**Written task**
Report every line in the listing that contains the string "prodotto".

**Provided records**

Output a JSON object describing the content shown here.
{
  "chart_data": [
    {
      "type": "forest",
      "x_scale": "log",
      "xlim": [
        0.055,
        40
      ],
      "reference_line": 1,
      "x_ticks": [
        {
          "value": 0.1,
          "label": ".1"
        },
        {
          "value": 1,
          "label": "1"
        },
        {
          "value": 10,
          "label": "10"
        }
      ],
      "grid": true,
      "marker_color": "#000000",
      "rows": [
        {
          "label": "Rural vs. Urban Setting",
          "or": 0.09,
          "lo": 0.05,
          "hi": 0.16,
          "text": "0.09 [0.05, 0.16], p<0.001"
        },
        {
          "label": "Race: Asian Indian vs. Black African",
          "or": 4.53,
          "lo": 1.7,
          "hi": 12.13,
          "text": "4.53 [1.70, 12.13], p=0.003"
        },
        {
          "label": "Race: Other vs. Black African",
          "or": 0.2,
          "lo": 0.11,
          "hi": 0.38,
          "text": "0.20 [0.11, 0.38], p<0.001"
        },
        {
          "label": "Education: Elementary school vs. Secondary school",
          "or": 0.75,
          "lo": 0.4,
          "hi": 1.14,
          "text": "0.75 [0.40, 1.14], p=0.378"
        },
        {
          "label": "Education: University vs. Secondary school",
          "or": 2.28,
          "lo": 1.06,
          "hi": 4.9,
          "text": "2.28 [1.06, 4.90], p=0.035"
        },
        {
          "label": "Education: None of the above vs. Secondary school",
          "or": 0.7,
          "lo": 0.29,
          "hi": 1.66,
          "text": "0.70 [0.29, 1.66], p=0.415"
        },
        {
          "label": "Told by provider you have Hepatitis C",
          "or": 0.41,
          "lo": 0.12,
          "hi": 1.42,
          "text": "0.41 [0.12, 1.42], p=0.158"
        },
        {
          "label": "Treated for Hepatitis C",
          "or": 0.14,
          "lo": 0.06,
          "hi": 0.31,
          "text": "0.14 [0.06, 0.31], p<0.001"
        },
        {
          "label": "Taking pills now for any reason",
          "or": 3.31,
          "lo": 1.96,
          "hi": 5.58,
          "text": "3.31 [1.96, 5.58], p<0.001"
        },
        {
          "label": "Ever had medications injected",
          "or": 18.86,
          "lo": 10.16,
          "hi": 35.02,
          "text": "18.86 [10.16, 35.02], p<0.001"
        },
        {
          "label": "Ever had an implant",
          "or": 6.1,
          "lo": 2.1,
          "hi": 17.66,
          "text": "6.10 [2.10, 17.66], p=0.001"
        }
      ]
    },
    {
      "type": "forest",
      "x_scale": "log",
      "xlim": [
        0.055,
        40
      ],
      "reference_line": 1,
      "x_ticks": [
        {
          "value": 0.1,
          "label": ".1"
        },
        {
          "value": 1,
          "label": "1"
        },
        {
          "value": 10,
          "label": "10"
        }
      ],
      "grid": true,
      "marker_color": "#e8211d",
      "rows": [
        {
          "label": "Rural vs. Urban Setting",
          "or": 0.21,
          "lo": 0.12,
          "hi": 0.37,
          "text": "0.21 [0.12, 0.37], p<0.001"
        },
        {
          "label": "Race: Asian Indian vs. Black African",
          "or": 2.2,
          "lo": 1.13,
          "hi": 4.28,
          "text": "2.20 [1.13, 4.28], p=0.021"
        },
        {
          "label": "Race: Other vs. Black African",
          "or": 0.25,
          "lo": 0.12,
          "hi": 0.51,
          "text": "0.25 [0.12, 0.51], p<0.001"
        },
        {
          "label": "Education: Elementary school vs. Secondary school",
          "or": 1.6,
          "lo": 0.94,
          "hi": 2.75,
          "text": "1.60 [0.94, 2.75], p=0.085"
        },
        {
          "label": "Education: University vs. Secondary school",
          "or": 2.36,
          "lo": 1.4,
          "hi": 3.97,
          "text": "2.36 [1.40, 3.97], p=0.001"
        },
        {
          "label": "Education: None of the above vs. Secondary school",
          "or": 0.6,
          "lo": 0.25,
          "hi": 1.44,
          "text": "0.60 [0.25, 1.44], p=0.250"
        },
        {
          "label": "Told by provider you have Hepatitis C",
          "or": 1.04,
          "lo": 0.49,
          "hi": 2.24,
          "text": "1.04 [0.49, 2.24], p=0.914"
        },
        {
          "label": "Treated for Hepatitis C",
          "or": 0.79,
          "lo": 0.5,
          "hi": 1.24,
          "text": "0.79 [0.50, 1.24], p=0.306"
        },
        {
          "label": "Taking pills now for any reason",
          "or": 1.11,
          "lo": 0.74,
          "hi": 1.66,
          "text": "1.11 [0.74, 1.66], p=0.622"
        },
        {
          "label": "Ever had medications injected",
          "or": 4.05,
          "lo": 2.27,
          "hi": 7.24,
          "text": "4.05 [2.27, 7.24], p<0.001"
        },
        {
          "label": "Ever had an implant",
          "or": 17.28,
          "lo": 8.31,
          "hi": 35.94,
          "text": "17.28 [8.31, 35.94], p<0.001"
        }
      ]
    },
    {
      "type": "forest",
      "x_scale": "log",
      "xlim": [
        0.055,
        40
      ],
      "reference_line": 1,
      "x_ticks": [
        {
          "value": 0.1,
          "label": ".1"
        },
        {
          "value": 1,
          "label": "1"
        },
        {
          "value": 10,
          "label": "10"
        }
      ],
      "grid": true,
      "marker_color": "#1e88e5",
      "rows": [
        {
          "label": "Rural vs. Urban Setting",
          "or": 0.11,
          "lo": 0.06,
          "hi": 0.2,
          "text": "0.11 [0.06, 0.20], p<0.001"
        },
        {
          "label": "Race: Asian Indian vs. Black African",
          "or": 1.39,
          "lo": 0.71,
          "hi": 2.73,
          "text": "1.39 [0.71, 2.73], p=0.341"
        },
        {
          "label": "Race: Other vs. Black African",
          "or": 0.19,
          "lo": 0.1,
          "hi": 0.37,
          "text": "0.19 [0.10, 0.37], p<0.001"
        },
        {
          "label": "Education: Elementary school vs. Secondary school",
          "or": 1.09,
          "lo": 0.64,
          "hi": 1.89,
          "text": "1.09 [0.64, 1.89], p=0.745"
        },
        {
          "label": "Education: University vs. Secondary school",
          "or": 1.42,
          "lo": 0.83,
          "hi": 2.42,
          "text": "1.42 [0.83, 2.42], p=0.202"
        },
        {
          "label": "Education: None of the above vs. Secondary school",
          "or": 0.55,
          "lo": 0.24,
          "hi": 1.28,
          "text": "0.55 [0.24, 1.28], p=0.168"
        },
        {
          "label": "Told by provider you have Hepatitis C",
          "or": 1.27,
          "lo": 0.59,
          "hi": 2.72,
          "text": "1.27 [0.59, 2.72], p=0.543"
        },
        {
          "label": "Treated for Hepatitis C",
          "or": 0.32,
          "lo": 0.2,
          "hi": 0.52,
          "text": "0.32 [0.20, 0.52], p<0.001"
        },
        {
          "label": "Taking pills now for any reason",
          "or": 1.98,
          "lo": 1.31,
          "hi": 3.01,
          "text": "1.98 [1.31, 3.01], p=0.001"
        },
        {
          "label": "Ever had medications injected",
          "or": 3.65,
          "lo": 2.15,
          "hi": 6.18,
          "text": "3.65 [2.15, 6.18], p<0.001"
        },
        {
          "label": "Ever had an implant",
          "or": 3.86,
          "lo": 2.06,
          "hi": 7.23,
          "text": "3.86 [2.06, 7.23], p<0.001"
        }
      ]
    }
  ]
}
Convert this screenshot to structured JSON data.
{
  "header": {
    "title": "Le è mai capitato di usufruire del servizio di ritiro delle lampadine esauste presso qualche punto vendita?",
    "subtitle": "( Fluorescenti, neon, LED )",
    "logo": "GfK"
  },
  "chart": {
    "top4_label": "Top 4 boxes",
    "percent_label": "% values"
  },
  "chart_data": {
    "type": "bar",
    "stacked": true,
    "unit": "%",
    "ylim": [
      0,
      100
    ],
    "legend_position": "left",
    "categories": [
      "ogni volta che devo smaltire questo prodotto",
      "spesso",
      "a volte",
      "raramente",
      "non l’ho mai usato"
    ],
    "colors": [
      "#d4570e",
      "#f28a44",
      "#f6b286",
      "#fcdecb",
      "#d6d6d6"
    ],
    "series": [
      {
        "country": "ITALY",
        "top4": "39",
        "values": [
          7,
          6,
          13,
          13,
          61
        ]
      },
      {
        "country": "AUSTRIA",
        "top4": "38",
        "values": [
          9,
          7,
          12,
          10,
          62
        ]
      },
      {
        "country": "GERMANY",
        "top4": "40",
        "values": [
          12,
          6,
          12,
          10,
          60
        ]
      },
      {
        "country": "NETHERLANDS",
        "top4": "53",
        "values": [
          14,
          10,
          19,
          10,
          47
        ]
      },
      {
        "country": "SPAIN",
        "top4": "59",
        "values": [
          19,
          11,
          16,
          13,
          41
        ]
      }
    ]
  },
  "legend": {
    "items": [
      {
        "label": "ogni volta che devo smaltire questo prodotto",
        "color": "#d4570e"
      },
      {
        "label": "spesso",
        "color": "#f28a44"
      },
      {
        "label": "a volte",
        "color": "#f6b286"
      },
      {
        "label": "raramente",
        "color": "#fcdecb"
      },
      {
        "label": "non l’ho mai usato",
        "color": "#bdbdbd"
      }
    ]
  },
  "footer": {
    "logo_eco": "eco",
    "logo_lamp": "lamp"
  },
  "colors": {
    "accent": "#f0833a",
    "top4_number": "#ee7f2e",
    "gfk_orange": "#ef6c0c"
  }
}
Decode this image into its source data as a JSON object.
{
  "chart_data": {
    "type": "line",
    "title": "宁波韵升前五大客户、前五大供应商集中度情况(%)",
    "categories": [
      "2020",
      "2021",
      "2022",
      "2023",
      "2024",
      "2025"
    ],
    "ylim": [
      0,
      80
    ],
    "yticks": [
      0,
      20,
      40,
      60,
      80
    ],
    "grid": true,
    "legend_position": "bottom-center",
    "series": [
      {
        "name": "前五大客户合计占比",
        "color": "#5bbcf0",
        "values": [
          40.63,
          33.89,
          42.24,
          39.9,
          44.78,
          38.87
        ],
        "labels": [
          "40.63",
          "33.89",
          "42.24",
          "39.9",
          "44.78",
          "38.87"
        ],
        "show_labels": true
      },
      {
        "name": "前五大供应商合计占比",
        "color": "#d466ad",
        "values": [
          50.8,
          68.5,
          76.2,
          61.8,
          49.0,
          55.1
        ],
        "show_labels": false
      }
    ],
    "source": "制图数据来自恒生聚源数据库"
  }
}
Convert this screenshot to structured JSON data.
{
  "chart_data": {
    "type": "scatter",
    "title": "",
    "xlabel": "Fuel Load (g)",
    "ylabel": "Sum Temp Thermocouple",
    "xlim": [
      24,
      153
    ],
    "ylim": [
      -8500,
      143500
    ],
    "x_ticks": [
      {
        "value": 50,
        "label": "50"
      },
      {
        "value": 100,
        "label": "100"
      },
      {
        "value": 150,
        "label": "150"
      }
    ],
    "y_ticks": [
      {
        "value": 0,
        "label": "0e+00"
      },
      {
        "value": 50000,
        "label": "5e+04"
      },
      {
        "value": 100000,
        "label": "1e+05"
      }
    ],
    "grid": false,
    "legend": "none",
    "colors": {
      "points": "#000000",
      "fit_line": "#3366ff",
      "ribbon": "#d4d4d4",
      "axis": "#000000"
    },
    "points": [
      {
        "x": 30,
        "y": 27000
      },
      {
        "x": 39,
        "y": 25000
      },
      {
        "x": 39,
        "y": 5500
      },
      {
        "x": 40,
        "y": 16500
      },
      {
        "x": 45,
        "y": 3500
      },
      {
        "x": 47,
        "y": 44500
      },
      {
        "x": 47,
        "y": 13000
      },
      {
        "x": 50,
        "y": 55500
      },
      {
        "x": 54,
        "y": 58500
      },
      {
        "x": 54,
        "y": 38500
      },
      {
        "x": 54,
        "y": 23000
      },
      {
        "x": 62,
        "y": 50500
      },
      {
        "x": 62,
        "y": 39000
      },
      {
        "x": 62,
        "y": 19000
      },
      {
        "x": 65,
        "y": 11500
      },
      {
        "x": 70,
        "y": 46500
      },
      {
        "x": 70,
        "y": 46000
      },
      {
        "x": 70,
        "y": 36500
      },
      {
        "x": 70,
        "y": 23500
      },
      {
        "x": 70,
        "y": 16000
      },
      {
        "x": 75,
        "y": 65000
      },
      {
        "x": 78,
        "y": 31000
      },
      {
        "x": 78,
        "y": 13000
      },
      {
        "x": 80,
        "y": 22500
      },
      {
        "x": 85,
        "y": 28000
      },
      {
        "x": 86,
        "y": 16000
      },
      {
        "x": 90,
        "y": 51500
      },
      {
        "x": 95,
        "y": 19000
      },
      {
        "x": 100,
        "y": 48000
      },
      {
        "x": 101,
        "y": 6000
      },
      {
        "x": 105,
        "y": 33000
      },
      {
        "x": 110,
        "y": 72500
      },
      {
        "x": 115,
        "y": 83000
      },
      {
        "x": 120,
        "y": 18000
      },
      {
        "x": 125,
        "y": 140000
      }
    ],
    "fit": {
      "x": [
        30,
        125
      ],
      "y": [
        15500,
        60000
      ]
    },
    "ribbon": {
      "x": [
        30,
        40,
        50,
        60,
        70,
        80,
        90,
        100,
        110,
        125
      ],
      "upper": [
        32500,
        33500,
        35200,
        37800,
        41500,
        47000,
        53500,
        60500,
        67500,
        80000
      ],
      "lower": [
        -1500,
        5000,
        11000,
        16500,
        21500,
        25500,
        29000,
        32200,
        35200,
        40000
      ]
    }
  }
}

**Solution to this exercise**
      "ogni volta che devo smaltire questo prodotto",
        "label": "ogni volta che devo smaltire questo prodotto",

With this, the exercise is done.